=== WORK ORDER ===
Which lines have the string "this"? Copy all of them from the entries below.

= = = = = = =

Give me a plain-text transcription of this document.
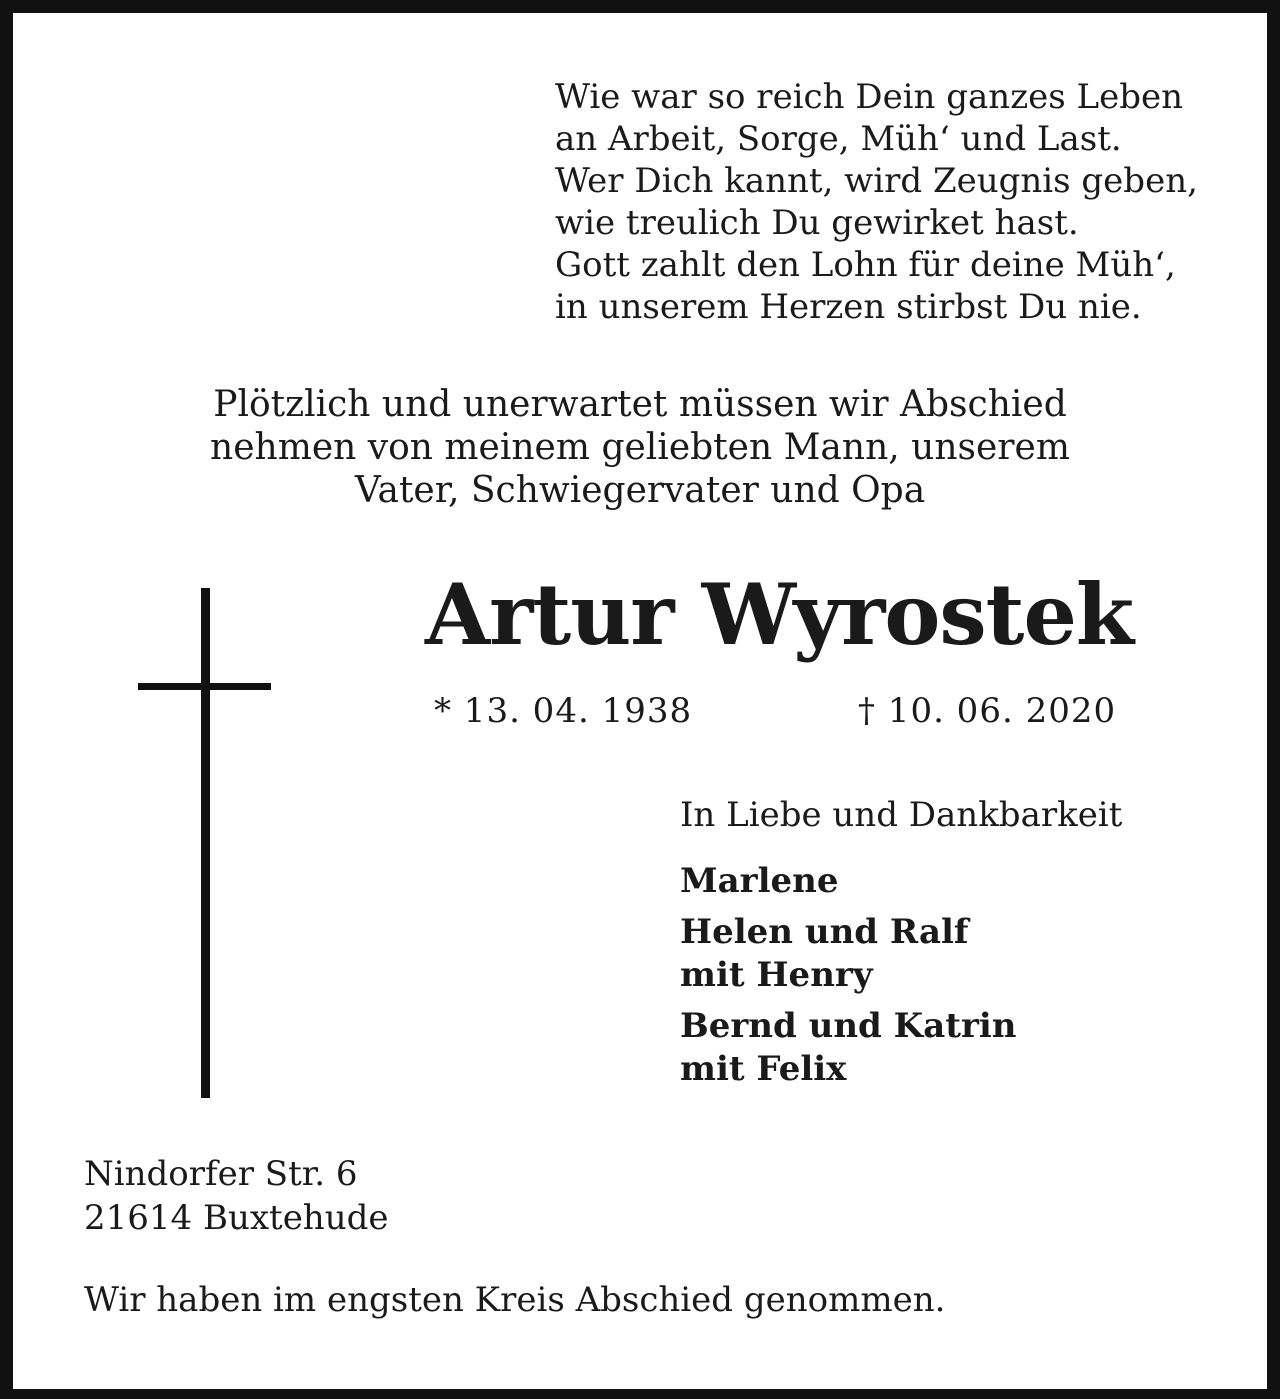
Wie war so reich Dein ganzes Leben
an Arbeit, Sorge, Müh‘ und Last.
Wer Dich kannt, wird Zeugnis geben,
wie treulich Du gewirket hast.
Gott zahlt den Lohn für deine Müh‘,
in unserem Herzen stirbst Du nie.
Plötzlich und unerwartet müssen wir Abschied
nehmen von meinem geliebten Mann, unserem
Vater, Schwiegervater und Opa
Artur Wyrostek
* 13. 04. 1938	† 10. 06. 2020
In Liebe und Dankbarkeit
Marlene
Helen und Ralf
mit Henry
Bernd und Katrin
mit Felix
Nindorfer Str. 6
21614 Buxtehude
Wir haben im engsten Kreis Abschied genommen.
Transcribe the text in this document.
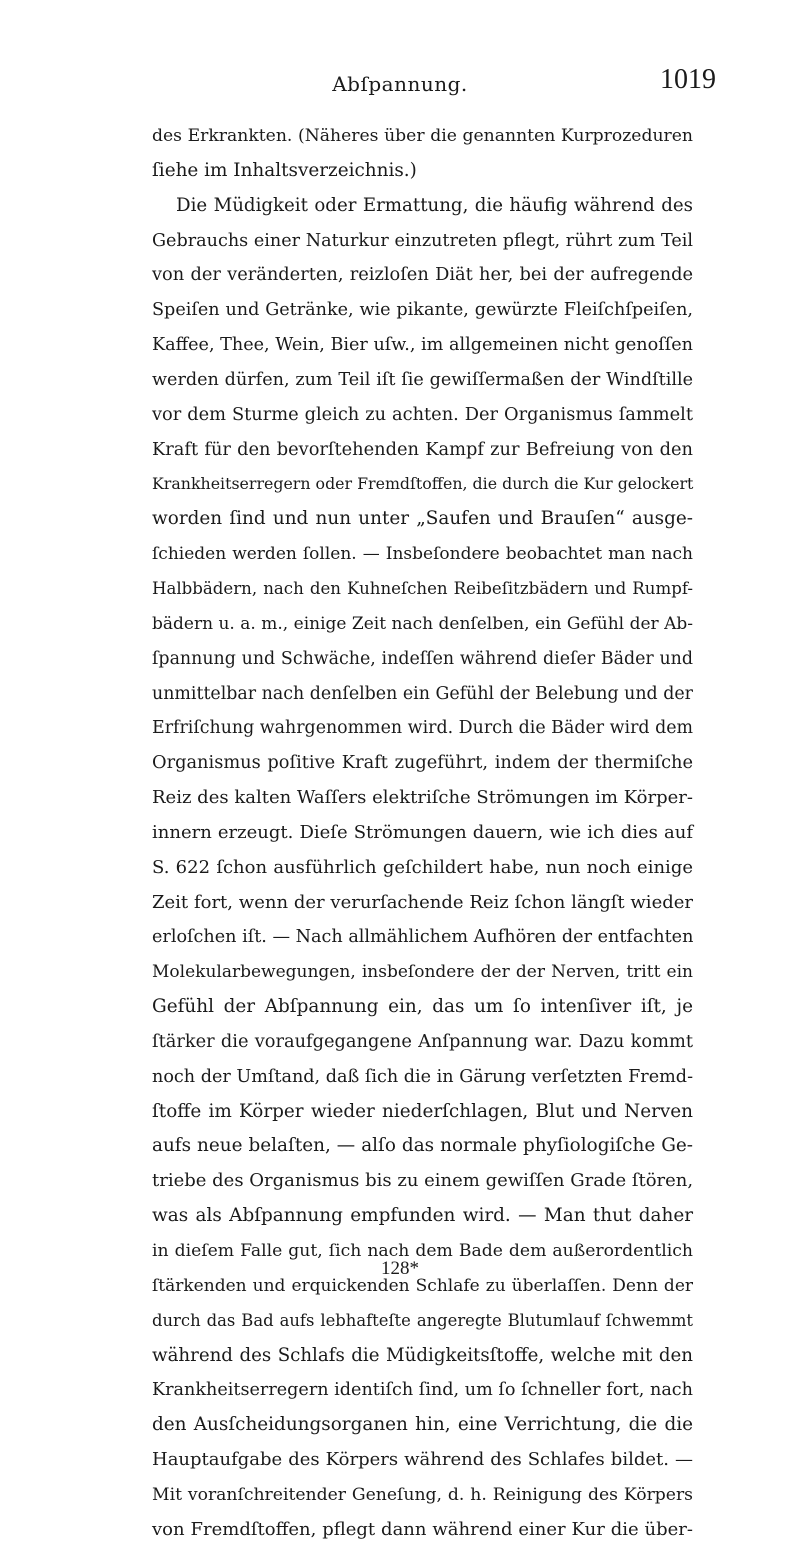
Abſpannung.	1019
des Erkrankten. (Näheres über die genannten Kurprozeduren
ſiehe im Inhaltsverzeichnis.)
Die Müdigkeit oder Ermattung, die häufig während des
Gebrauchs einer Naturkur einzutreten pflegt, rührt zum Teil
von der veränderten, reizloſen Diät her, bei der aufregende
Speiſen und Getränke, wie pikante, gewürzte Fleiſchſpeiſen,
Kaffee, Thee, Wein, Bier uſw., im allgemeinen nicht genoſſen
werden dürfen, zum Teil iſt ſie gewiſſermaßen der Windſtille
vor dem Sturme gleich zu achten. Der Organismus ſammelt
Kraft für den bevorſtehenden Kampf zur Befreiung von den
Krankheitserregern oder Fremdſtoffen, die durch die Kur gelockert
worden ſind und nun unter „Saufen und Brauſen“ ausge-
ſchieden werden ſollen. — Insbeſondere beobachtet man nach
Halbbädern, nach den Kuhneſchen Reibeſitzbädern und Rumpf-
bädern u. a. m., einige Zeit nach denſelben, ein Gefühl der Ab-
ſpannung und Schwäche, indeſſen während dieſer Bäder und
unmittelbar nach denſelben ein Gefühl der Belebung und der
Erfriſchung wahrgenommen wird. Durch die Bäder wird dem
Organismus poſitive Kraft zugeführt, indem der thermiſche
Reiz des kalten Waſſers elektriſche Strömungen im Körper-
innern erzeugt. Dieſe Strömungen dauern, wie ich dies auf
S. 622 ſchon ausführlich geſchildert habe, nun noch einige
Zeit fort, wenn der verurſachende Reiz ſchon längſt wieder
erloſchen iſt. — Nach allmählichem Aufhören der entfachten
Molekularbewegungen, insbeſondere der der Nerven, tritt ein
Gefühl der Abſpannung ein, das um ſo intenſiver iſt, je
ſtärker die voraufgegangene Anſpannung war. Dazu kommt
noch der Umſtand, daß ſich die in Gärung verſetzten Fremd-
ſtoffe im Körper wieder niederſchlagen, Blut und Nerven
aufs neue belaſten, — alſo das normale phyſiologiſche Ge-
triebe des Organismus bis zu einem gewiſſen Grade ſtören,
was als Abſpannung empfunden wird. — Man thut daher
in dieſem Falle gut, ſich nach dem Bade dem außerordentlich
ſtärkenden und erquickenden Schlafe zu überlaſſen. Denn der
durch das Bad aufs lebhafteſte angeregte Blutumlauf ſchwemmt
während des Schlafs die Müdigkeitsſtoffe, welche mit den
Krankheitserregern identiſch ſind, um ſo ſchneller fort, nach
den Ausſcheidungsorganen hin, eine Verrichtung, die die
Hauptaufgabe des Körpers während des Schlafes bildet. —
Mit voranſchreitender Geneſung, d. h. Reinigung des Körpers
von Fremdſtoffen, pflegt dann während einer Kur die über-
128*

= = = = = = =

=== SOLUTION TO THE PROBLEM ===
Give me a plain-text transcription of this document.
Transcribe the text in this document.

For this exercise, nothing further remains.